Written request> In full and without alteration, give the listing again.

Supplied data>
= = = =
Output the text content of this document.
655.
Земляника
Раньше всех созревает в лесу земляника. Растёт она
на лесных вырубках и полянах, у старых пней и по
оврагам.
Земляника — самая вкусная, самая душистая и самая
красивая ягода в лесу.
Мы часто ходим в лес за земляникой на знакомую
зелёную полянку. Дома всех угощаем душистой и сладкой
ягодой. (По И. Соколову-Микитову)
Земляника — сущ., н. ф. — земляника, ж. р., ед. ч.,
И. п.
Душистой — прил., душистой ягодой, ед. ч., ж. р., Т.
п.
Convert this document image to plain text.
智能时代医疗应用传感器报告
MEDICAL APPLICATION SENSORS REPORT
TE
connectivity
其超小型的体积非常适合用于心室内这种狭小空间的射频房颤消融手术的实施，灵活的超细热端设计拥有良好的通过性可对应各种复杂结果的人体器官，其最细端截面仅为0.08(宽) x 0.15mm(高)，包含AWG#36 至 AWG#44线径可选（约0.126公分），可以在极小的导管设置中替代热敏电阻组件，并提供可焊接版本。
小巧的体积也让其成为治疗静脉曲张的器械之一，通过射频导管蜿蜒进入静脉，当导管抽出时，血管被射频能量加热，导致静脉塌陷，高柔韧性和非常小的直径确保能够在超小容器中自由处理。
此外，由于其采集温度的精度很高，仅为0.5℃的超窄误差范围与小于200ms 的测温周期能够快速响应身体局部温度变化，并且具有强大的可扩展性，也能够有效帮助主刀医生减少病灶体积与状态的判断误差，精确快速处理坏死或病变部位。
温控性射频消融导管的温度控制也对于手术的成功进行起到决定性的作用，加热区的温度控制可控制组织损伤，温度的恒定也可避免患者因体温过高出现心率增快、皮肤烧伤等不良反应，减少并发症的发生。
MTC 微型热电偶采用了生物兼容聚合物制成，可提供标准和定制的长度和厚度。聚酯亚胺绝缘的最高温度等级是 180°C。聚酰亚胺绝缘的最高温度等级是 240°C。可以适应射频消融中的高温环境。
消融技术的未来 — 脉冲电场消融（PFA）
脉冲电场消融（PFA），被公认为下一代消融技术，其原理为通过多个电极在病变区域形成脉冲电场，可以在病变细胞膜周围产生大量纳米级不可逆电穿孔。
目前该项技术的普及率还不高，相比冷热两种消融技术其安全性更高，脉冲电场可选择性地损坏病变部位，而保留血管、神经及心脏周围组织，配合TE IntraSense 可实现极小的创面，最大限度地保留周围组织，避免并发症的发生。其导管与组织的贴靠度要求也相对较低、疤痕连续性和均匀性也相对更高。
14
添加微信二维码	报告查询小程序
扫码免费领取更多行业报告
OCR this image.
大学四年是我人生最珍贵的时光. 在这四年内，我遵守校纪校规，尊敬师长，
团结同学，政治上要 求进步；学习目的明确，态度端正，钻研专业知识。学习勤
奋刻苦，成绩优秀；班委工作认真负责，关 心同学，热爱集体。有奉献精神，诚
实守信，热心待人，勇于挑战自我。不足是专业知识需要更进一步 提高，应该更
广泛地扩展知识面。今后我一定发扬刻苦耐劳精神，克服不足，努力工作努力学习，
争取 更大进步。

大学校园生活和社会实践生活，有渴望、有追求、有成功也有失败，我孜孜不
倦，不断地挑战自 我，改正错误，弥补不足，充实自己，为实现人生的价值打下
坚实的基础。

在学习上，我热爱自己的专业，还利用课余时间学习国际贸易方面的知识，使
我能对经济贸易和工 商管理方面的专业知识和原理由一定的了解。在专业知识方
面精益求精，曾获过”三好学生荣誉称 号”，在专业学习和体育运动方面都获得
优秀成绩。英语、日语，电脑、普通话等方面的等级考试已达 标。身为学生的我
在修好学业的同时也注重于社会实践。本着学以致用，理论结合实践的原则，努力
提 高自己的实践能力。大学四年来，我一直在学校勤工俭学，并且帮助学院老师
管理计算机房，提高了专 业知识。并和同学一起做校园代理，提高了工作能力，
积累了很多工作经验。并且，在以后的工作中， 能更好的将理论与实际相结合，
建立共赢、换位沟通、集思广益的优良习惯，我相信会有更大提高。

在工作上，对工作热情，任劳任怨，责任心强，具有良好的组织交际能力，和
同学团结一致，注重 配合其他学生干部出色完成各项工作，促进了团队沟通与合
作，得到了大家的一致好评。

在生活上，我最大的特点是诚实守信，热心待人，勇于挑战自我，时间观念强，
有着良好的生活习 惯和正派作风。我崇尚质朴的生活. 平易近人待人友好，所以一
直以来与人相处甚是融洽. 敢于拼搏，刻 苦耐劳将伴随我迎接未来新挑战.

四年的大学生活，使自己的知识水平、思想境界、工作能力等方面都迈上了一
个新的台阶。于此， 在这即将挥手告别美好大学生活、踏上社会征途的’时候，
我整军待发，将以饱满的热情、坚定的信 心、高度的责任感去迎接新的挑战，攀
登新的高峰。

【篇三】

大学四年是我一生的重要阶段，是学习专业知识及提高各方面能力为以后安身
= = = =
Response>
Output the text content of this document.
655.
Земляника
Раньше всех созревает в лесу земляника. Растёт она
на лесных вырубках и полянах, у старых пней и по
оврагам.
Земляника — самая вкусная, самая душистая и самая
красивая ягода в лесу.
Мы часто ходим в лес за земляникой на знакомую
зелёную полянку. Дома всех угощаем душистой и сладкой
ягодой. (По И. Соколову-Микитову)
Земляника — сущ., н. ф. — земляника, ж. р., ед. ч.,
И. п.
Душистой — прил., душистой ягодой, ед. ч., ж. р., Т.
п.
Convert this document image to plain text.
智能时代医疗应用传感器报告
MEDICAL APPLICATION SENSORS REPORT
TE
connectivity
其超小型的体积非常适合用于心室内这种狭小空间的射频房颤消融手术的实施，灵活的超细热端设计拥有良好的通过性可对应各种复杂结果的人体器官，其最细端截面仅为0.08(宽) x 0.15mm(高)，包含AWG#36 至 AWG#44线径可选（约0.126公分），可以在极小的导管设置中替代热敏电阻组件，并提供可焊接版本。
小巧的体积也让其成为治疗静脉曲张的器械之一，通过射频导管蜿蜒进入静脉，当导管抽出时，血管被射频能量加热，导致静脉塌陷，高柔韧性和非常小的直径确保能够在超小容器中自由处理。
此外，由于其采集温度的精度很高，仅为0.5℃的超窄误差范围与小于200ms 的测温周期能够快速响应身体局部温度变化，并且具有强大的可扩展性，也能够有效帮助主刀医生减少病灶体积与状态的判断误差，精确快速处理坏死或病变部位。
温控性射频消融导管的温度控制也对于手术的成功进行起到决定性的作用，加热区的温度控制可控制组织损伤，温度的恒定也可避免患者因体温过高出现心率增快、皮肤烧伤等不良反应，减少并发症的发生。
MTC 微型热电偶采用了生物兼容聚合物制成，可提供标准和定制的长度和厚度。聚酯亚胺绝缘的最高温度等级是 180°C。聚酰亚胺绝缘的最高温度等级是 240°C。可以适应射频消融中的高温环境。
消融技术的未来 — 脉冲电场消融（PFA）
脉冲电场消融（PFA），被公认为下一代消融技术，其原理为通过多个电极在病变区域形成脉冲电场，可以在病变细胞膜周围产生大量纳米级不可逆电穿孔。
目前该项技术的普及率还不高，相比冷热两种消融技术其安全性更高，脉冲电场可选择性地损坏病变部位，而保留血管、神经及心脏周围组织，配合TE IntraSense 可实现极小的创面，最大限度地保留周围组织，避免并发症的发生。其导管与组织的贴靠度要求也相对较低、疤痕连续性和均匀性也相对更高。
14
添加微信二维码	报告查询小程序
扫码免费领取更多行业报告
OCR this image.
大学四年是我人生最珍贵的时光. 在这四年内，我遵守校纪校规，尊敬师长，
团结同学，政治上要 求进步；学习目的明确，态度端正，钻研专业知识。学习勤
奋刻苦，成绩优秀；班委工作认真负责，关 心同学，热爱集体。有奉献精神，诚
实守信，热心待人，勇于挑战自我。不足是专业知识需要更进一步 提高，应该更
广泛地扩展知识面。今后我一定发扬刻苦耐劳精神，克服不足，努力工作努力学习，
争取 更大进步。

大学校园生活和社会实践生活，有渴望、有追求、有成功也有失败，我孜孜不
倦，不断地挑战自 我，改正错误，弥补不足，充实自己，为实现人生的价值打下
坚实的基础。

在学习上，我热爱自己的专业，还利用课余时间学习国际贸易方面的知识，使
我能对经济贸易和工 商管理方面的专业知识和原理由一定的了解。在专业知识方
面精益求精，曾获过”三好学生荣誉称 号”，在专业学习和体育运动方面都获得
优秀成绩。英语、日语，电脑、普通话等方面的等级考试已达 标。身为学生的我
在修好学业的同时也注重于社会实践。本着学以致用，理论结合实践的原则，努力
提 高自己的实践能力。大学四年来，我一直在学校勤工俭学，并且帮助学院老师
管理计算机房，提高了专 业知识。并和同学一起做校园代理，提高了工作能力，
积累了很多工作经验。并且，在以后的工作中， 能更好的将理论与实际相结合，
建立共赢、换位沟通、集思广益的优良习惯，我相信会有更大提高。

在工作上，对工作热情，任劳任怨，责任心强，具有良好的组织交际能力，和
同学团结一致，注重 配合其他学生干部出色完成各项工作，促进了团队沟通与合
作，得到了大家的一致好评。

在生活上，我最大的特点是诚实守信，热心待人，勇于挑战自我，时间观念强，
有着良好的生活习 惯和正派作风。我崇尚质朴的生活. 平易近人待人友好，所以一
直以来与人相处甚是融洽. 敢于拼搏，刻 苦耐劳将伴随我迎接未来新挑战.

四年的大学生活，使自己的知识水平、思想境界、工作能力等方面都迈上了一
个新的台阶。于此， 在这即将挥手告别美好大学生活、踏上社会征途的’时候，
我整军待发，将以饱满的热情、坚定的信 心、高度的责任感去迎接新的挑战，攀
登新的高峰。

【篇三】

大学四年是我一生的重要阶段，是学习专业知识及提高各方面能力为以后安身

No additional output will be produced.